Restate each entry word for word, leaving nothing out.

──────────

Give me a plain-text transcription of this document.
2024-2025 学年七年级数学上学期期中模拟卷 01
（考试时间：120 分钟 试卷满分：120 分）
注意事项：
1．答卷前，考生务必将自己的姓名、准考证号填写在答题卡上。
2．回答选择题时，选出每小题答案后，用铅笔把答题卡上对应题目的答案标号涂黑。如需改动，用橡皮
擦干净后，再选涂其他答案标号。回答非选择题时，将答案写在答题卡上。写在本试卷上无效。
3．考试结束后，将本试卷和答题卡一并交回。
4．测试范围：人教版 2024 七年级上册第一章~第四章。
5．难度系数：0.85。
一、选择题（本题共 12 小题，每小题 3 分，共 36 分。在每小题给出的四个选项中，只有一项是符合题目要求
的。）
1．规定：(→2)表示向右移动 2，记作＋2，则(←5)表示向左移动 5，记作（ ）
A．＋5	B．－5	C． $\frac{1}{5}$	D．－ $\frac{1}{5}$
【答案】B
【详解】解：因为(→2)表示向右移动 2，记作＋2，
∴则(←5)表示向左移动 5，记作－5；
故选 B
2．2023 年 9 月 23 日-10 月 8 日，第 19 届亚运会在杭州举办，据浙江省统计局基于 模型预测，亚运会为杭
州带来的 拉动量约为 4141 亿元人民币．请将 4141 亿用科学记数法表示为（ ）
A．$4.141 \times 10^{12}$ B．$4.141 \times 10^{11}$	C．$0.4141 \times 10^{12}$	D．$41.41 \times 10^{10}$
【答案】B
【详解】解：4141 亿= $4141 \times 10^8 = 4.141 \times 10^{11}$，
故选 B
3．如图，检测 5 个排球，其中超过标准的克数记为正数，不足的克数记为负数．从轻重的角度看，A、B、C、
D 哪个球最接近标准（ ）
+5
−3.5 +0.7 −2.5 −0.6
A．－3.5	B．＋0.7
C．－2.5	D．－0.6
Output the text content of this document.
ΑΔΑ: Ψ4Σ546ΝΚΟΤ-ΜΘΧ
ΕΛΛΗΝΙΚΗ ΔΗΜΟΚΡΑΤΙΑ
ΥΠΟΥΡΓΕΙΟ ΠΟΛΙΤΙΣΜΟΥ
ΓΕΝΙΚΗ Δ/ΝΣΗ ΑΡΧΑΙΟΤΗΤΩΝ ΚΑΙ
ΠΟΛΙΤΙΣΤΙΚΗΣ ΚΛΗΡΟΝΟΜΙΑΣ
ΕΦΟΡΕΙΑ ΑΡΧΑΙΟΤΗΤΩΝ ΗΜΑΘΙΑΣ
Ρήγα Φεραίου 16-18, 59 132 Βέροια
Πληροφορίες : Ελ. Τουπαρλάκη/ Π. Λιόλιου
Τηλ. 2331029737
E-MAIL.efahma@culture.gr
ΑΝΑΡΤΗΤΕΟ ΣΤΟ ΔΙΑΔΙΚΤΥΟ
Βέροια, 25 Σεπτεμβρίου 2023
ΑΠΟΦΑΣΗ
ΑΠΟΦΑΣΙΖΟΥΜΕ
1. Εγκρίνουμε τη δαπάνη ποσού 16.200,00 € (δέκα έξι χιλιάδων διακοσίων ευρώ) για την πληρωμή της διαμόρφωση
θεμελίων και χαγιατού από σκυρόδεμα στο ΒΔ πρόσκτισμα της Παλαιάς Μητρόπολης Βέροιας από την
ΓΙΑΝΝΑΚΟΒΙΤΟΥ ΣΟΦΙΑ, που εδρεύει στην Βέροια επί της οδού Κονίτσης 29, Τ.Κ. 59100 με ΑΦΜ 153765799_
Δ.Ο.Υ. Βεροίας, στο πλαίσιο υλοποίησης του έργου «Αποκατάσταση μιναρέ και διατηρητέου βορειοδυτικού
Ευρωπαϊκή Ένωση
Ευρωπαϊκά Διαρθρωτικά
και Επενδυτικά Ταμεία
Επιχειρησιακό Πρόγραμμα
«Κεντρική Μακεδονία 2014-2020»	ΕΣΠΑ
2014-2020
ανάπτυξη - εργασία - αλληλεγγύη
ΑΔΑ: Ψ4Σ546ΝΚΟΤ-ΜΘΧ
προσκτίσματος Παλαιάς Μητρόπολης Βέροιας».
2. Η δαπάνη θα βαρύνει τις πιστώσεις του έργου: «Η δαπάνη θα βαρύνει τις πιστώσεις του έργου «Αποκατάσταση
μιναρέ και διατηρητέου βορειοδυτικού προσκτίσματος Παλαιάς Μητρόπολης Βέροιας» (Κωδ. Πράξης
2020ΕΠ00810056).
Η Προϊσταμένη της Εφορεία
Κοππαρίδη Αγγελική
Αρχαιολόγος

──────────

Task response
Give me a plain-text transcription of this document.
2024-2025 学年七年级数学上学期期中模拟卷 01
（考试时间：120 分钟 试卷满分：120 分）
注意事项：
1．答卷前，考生务必将自己的姓名、准考证号填写在答题卡上。
2．回答选择题时，选出每小题答案后，用铅笔把答题卡上对应题目的答案标号涂黑。如需改动，用橡皮
擦干净后，再选涂其他答案标号。回答非选择题时，将答案写在答题卡上。写在本试卷上无效。
3．考试结束后，将本试卷和答题卡一并交回。
4．测试范围：人教版 2024 七年级上册第一章~第四章。
5．难度系数：0.85。
一、选择题（本题共 12 小题，每小题 3 分，共 36 分。在每小题给出的四个选项中，只有一项是符合题目要求
的。）
1．规定：(→2)表示向右移动 2，记作＋2，则(←5)表示向左移动 5，记作（ ）
A．＋5	B．－5	C． $\frac{1}{5}$	D．－ $\frac{1}{5}$
【答案】B
【详解】解：因为(→2)表示向右移动 2，记作＋2，
∴则(←5)表示向左移动 5，记作－5；
故选 B
2．2023 年 9 月 23 日-10 月 8 日，第 19 届亚运会在杭州举办，据浙江省统计局基于 模型预测，亚运会为杭
州带来的 拉动量约为 4141 亿元人民币．请将 4141 亿用科学记数法表示为（ ）
A．$4.141 \times 10^{12}$ B．$4.141 \times 10^{11}$	C．$0.4141 \times 10^{12}$	D．$41.41 \times 10^{10}$
【答案】B
【详解】解：4141 亿= $4141 \times 10^8 = 4.141 \times 10^{11}$，
故选 B
3．如图，检测 5 个排球，其中超过标准的克数记为正数，不足的克数记为负数．从轻重的角度看，A、B、C、
D 哪个球最接近标准（ ）
+5
−3.5 +0.7 −2.5 −0.6
A．－3.5	B．＋0.7
C．－2.5	D．－0.6
Output the text content of this document.
ΑΔΑ: Ψ4Σ546ΝΚΟΤ-ΜΘΧ
ΕΛΛΗΝΙΚΗ ΔΗΜΟΚΡΑΤΙΑ
ΥΠΟΥΡΓΕΙΟ ΠΟΛΙΤΙΣΜΟΥ
ΓΕΝΙΚΗ Δ/ΝΣΗ ΑΡΧΑΙΟΤΗΤΩΝ ΚΑΙ
ΠΟΛΙΤΙΣΤΙΚΗΣ ΚΛΗΡΟΝΟΜΙΑΣ
ΕΦΟΡΕΙΑ ΑΡΧΑΙΟΤΗΤΩΝ ΗΜΑΘΙΑΣ
Ρήγα Φεραίου 16-18, 59 132 Βέροια
Πληροφορίες : Ελ. Τουπαρλάκη/ Π. Λιόλιου
Τηλ. 2331029737
E-MAIL.efahma@culture.gr
ΑΝΑΡΤΗΤΕΟ ΣΤΟ ΔΙΑΔΙΚΤΥΟ
Βέροια, 25 Σεπτεμβρίου 2023
ΑΠΟΦΑΣΗ
ΑΠΟΦΑΣΙΖΟΥΜΕ
1. Εγκρίνουμε τη δαπάνη ποσού 16.200,00 € (δέκα έξι χιλιάδων διακοσίων ευρώ) για την πληρωμή της διαμόρφωση
θεμελίων και χαγιατού από σκυρόδεμα στο ΒΔ πρόσκτισμα της Παλαιάς Μητρόπολης Βέροιας από την
ΓΙΑΝΝΑΚΟΒΙΤΟΥ ΣΟΦΙΑ, που εδρεύει στην Βέροια επί της οδού Κονίτσης 29, Τ.Κ. 59100 με ΑΦΜ 153765799_
Δ.Ο.Υ. Βεροίας, στο πλαίσιο υλοποίησης του έργου «Αποκατάσταση μιναρέ και διατηρητέου βορειοδυτικού
Ευρωπαϊκή Ένωση
Ευρωπαϊκά Διαρθρωτικά
και Επενδυτικά Ταμεία
Επιχειρησιακό Πρόγραμμα
«Κεντρική Μακεδονία 2014-2020»	ΕΣΠΑ
2014-2020
ανάπτυξη - εργασία - αλληλεγγύη
ΑΔΑ: Ψ4Σ546ΝΚΟΤ-ΜΘΧ
προσκτίσματος Παλαιάς Μητρόπολης Βέροιας».
2. Η δαπάνη θα βαρύνει τις πιστώσεις του έργου: «Η δαπάνη θα βαρύνει τις πιστώσεις του έργου «Αποκατάσταση
μιναρέ και διατηρητέου βορειοδυτικού προσκτίσματος Παλαιάς Μητρόπολης Βέροιας» (Κωδ. Πράξης
2020ΕΠ00810056).
Η Προϊσταμένη της Εφορεία
Κοππαρίδη Αγγελική
Αρχαιολόγος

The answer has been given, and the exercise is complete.